▸ **THE TASK**: Type out the data exactly as given. Skip any image.

▸ **DATA FOR THE TASK**:
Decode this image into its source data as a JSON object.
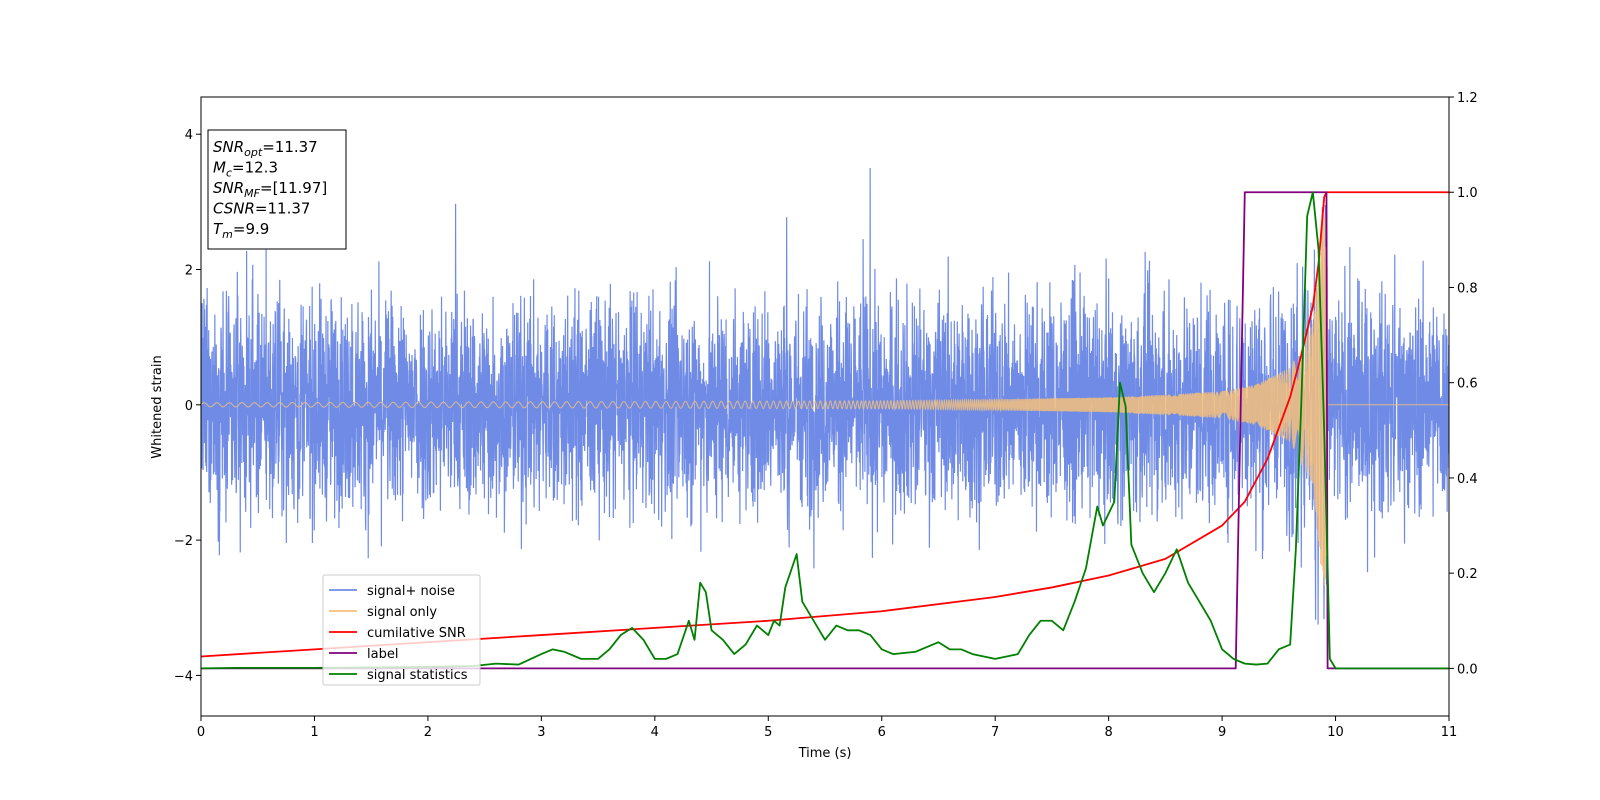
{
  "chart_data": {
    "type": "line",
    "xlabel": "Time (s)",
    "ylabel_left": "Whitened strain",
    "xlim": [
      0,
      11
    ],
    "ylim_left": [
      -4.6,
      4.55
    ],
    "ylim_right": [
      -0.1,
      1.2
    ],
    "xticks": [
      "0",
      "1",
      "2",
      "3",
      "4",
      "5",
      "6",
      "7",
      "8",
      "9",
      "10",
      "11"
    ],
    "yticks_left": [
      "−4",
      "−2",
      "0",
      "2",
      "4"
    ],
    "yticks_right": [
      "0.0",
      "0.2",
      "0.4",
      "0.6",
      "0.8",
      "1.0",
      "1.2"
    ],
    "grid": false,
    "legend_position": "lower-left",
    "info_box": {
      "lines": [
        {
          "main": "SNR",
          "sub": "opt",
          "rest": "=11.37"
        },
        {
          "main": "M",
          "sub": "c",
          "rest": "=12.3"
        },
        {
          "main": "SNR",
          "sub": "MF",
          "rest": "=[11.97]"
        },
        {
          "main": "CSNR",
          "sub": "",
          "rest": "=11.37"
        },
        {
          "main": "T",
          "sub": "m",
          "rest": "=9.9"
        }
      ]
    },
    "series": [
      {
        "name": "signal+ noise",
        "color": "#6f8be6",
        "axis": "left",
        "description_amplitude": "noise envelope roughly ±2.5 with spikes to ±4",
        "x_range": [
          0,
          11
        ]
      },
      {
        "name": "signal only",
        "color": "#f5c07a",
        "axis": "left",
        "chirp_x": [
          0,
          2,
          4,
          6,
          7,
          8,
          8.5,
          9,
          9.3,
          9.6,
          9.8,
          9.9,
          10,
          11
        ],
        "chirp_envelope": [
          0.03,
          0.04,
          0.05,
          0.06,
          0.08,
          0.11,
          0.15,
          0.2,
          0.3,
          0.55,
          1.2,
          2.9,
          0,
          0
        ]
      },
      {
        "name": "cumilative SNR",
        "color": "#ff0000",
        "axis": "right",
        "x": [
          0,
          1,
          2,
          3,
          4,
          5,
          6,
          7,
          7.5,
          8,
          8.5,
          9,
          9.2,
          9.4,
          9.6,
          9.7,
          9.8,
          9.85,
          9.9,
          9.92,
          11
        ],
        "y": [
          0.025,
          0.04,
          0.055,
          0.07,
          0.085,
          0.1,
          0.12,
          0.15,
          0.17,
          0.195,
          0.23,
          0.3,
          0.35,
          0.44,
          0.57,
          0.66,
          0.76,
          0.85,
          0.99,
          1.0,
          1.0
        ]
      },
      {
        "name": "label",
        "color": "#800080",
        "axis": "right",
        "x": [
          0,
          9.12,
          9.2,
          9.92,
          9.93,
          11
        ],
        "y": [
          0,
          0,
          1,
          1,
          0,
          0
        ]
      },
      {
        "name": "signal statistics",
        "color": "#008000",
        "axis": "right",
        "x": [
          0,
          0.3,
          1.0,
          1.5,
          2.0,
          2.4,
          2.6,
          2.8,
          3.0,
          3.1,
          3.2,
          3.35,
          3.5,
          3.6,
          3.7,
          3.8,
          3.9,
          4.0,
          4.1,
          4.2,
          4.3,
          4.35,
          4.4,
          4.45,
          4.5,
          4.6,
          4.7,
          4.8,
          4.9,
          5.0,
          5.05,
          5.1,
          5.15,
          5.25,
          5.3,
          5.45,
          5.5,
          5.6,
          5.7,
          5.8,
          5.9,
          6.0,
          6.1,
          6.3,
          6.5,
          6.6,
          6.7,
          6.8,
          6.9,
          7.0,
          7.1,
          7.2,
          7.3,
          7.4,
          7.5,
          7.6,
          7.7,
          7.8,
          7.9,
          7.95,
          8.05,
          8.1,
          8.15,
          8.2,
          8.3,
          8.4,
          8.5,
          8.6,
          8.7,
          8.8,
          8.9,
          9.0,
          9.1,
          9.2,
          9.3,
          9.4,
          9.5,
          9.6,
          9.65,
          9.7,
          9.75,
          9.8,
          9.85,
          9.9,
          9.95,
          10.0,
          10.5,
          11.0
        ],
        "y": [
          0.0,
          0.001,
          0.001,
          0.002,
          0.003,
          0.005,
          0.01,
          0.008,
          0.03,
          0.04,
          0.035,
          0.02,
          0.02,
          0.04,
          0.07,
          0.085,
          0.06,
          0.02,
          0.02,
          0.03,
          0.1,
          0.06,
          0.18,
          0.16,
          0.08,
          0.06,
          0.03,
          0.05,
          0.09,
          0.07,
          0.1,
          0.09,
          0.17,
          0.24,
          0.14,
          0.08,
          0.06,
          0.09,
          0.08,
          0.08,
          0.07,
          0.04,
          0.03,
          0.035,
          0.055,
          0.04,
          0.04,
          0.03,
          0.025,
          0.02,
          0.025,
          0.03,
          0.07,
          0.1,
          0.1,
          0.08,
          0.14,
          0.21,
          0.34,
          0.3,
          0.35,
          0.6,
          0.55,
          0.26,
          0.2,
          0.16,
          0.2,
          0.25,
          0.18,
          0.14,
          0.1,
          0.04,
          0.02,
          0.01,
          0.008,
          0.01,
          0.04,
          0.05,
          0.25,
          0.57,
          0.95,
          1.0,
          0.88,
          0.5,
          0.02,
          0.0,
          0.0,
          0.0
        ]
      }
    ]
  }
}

▸ **ANSWER TO THIS EXERCISE**:
Decode this image into its source data as a JSON object.
{
  "chart_data": {
    "type": "line",
    "xlabel": "Time (s)",
    "ylabel_left": "Whitened strain",
    "xlim": [
      0,
      11
    ],
    "ylim_left": [
      -4.6,
      4.55
    ],
    "ylim_right": [
      -0.1,
      1.2
    ],
    "xticks": [
      "0",
      "1",
      "2",
      "3",
      "4",
      "5",
      "6",
      "7",
      "8",
      "9",
      "10",
      "11"
    ],
    "yticks_left": [
      "−4",
      "−2",
      "0",
      "2",
      "4"
    ],
    "yticks_right": [
      "0.0",
      "0.2",
      "0.4",
      "0.6",
      "0.8",
      "1.0",
      "1.2"
    ],
    "grid": false,
    "legend_position": "lower-left",
    "info_box": {
      "lines": [
        {
          "main": "SNR",
          "sub": "opt",
          "rest": "=11.37"
        },
        {
          "main": "M",
          "sub": "c",
          "rest": "=12.3"
        },
        {
          "main": "SNR",
          "sub": "MF",
          "rest": "=[11.97]"
        },
        {
          "main": "CSNR",
          "sub": "",
          "rest": "=11.37"
        },
        {
          "main": "T",
          "sub": "m",
          "rest": "=9.9"
        }
      ]
    },
    "series": [
      {
        "name": "signal+ noise",
        "color": "#6f8be6",
        "axis": "left",
        "description_amplitude": "noise envelope roughly ±2.5 with spikes to ±4",
        "x_range": [
          0,
          11
        ]
      },
      {
        "name": "signal only",
        "color": "#f5c07a",
        "axis": "left",
        "chirp_x": [
          0,
          2,
          4,
          6,
          7,
          8,
          8.5,
          9,
          9.3,
          9.6,
          9.8,
          9.9,
          10,
          11
        ],
        "chirp_envelope": [
          0.03,
          0.04,
          0.05,
          0.06,
          0.08,
          0.11,
          0.15,
          0.2,
          0.3,
          0.55,
          1.2,
          2.9,
          0,
          0
        ]
      },
      {
        "name": "cumilative SNR",
        "color": "#ff0000",
        "axis": "right",
        "x": [
          0,
          1,
          2,
          3,
          4,
          5,
          6,
          7,
          7.5,
          8,
          8.5,
          9,
          9.2,
          9.4,
          9.6,
          9.7,
          9.8,
          9.85,
          9.9,
          9.92,
          11
        ],
        "y": [
          0.025,
          0.04,
          0.055,
          0.07,
          0.085,
          0.1,
          0.12,
          0.15,
          0.17,
          0.195,
          0.23,
          0.3,
          0.35,
          0.44,
          0.57,
          0.66,
          0.76,
          0.85,
          0.99,
          1.0,
          1.0
        ]
      },
      {
        "name": "label",
        "color": "#800080",
        "axis": "right",
        "x": [
          0,
          9.12,
          9.2,
          9.92,
          9.93,
          11
        ],
        "y": [
          0,
          0,
          1,
          1,
          0,
          0
        ]
      },
      {
        "name": "signal statistics",
        "color": "#008000",
        "axis": "right",
        "x": [
          0,
          0.3,
          1.0,
          1.5,
          2.0,
          2.4,
          2.6,
          2.8,
          3.0,
          3.1,
          3.2,
          3.35,
          3.5,
          3.6,
          3.7,
          3.8,
          3.9,
          4.0,
          4.1,
          4.2,
          4.3,
          4.35,
          4.4,
          4.45,
          4.5,
          4.6,
          4.7,
          4.8,
          4.9,
          5.0,
          5.05,
          5.1,
          5.15,
          5.25,
          5.3,
          5.45,
          5.5,
          5.6,
          5.7,
          5.8,
          5.9,
          6.0,
          6.1,
          6.3,
          6.5,
          6.6,
          6.7,
          6.8,
          6.9,
          7.0,
          7.1,
          7.2,
          7.3,
          7.4,
          7.5,
          7.6,
          7.7,
          7.8,
          7.9,
          7.95,
          8.05,
          8.1,
          8.15,
          8.2,
          8.3,
          8.4,
          8.5,
          8.6,
          8.7,
          8.8,
          8.9,
          9.0,
          9.1,
          9.2,
          9.3,
          9.4,
          9.5,
          9.6,
          9.65,
          9.7,
          9.75,
          9.8,
          9.85,
          9.9,
          9.95,
          10.0,
          10.5,
          11.0
        ],
        "y": [
          0.0,
          0.001,
          0.001,
          0.002,
          0.003,
          0.005,
          0.01,
          0.008,
          0.03,
          0.04,
          0.035,
          0.02,
          0.02,
          0.04,
          0.07,
          0.085,
          0.06,
          0.02,
          0.02,
          0.03,
          0.1,
          0.06,
          0.18,
          0.16,
          0.08,
          0.06,
          0.03,
          0.05,
          0.09,
          0.07,
          0.1,
          0.09,
          0.17,
          0.24,
          0.14,
          0.08,
          0.06,
          0.09,
          0.08,
          0.08,
          0.07,
          0.04,
          0.03,
          0.035,
          0.055,
          0.04,
          0.04,
          0.03,
          0.025,
          0.02,
          0.025,
          0.03,
          0.07,
          0.1,
          0.1,
          0.08,
          0.14,
          0.21,
          0.34,
          0.3,
          0.35,
          0.6,
          0.55,
          0.26,
          0.2,
          0.16,
          0.2,
          0.25,
          0.18,
          0.14,
          0.1,
          0.04,
          0.02,
          0.01,
          0.008,
          0.01,
          0.04,
          0.05,
          0.25,
          0.57,
          0.95,
          1.0,
          0.88,
          0.5,
          0.02,
          0.0,
          0.0,
          0.0
        ]
      }
    ]
  }
}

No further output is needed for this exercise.